Exercise brief »
Would you repeat the listing exactly but omit every picture?

Given information »
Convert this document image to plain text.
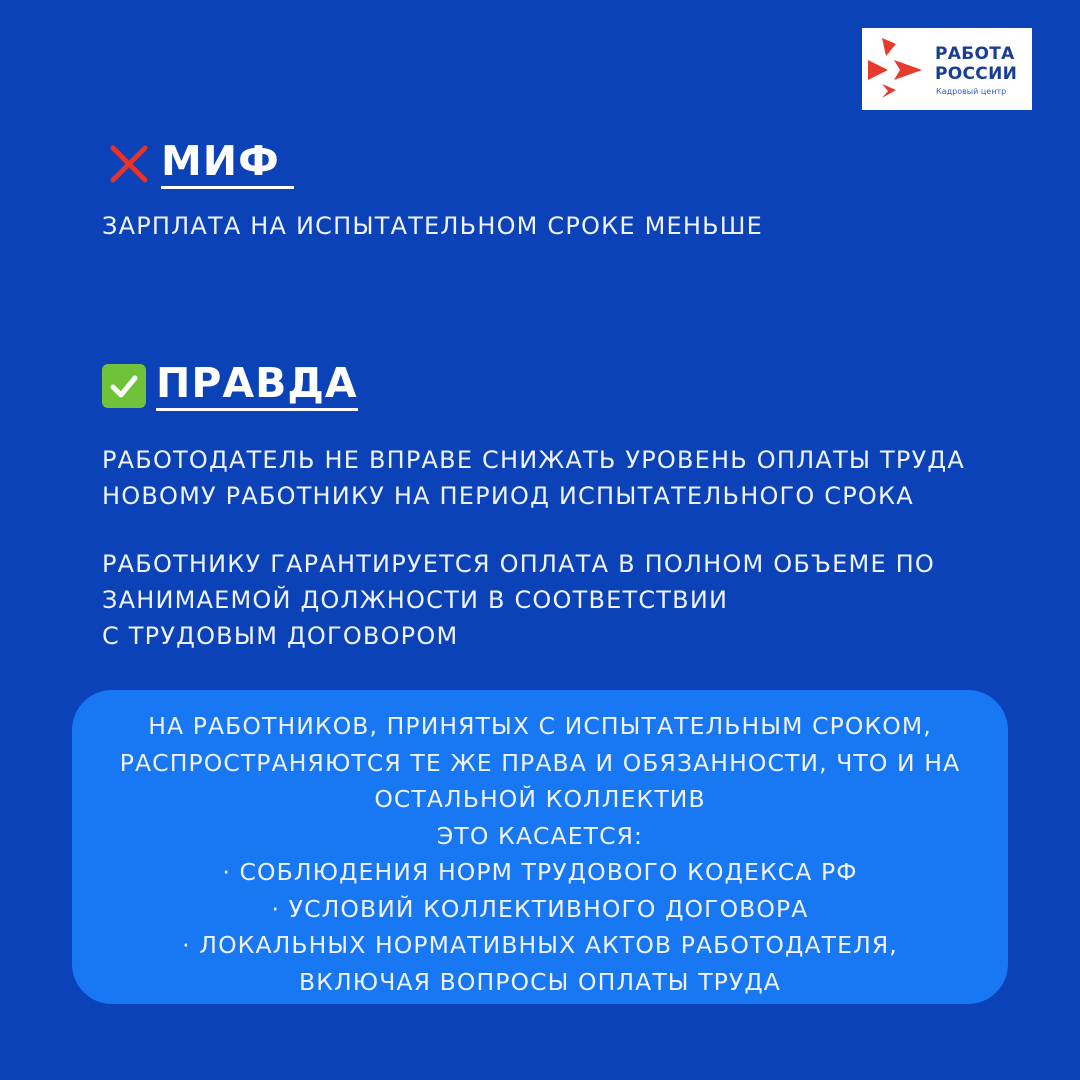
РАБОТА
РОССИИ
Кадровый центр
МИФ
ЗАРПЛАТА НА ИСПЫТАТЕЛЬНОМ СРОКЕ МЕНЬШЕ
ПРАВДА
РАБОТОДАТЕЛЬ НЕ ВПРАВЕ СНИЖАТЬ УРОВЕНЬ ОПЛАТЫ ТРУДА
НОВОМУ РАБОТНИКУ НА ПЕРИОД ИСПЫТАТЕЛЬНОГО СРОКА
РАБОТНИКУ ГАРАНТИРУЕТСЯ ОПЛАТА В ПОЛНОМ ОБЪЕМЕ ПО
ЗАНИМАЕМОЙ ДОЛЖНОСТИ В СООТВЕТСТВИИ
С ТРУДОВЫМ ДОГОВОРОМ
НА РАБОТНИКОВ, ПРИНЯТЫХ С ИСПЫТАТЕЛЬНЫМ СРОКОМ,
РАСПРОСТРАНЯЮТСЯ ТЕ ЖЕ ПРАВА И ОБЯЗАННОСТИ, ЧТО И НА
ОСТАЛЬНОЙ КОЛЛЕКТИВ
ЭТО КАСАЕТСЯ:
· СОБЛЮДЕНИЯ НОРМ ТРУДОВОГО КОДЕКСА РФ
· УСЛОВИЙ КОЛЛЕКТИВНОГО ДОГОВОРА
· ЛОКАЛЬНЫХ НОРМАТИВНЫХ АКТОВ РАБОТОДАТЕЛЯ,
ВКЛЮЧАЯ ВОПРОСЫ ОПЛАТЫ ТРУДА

Output »
Convert this document image to plain text.
РАБОТА
РОССИИ
Кадровый центр
МИФ
ЗАРПЛАТА НА ИСПЫТАТЕЛЬНОМ СРОКЕ МЕНЬШЕ
ПРАВДА
РАБОТОДАТЕЛЬ НЕ ВПРАВЕ СНИЖАТЬ УРОВЕНЬ ОПЛАТЫ ТРУДА
НОВОМУ РАБОТНИКУ НА ПЕРИОД ИСПЫТАТЕЛЬНОГО СРОКА
РАБОТНИКУ ГАРАНТИРУЕТСЯ ОПЛАТА В ПОЛНОМ ОБЪЕМЕ ПО
ЗАНИМАЕМОЙ ДОЛЖНОСТИ В СООТВЕТСТВИИ
С ТРУДОВЫМ ДОГОВОРОМ
НА РАБОТНИКОВ, ПРИНЯТЫХ С ИСПЫТАТЕЛЬНЫМ СРОКОМ,
РАСПРОСТРАНЯЮТСЯ ТЕ ЖЕ ПРАВА И ОБЯЗАННОСТИ, ЧТО И НА
ОСТАЛЬНОЙ КОЛЛЕКТИВ
ЭТО КАСАЕТСЯ:
· СОБЛЮДЕНИЯ НОРМ ТРУДОВОГО КОДЕКСА РФ
· УСЛОВИЙ КОЛЛЕКТИВНОГО ДОГОВОРА
· ЛОКАЛЬНЫХ НОРМАТИВНЫХ АКТОВ РАБОТОДАТЕЛЯ,
ВКЛЮЧАЯ ВОПРОСЫ ОПЛАТЫ ТРУДА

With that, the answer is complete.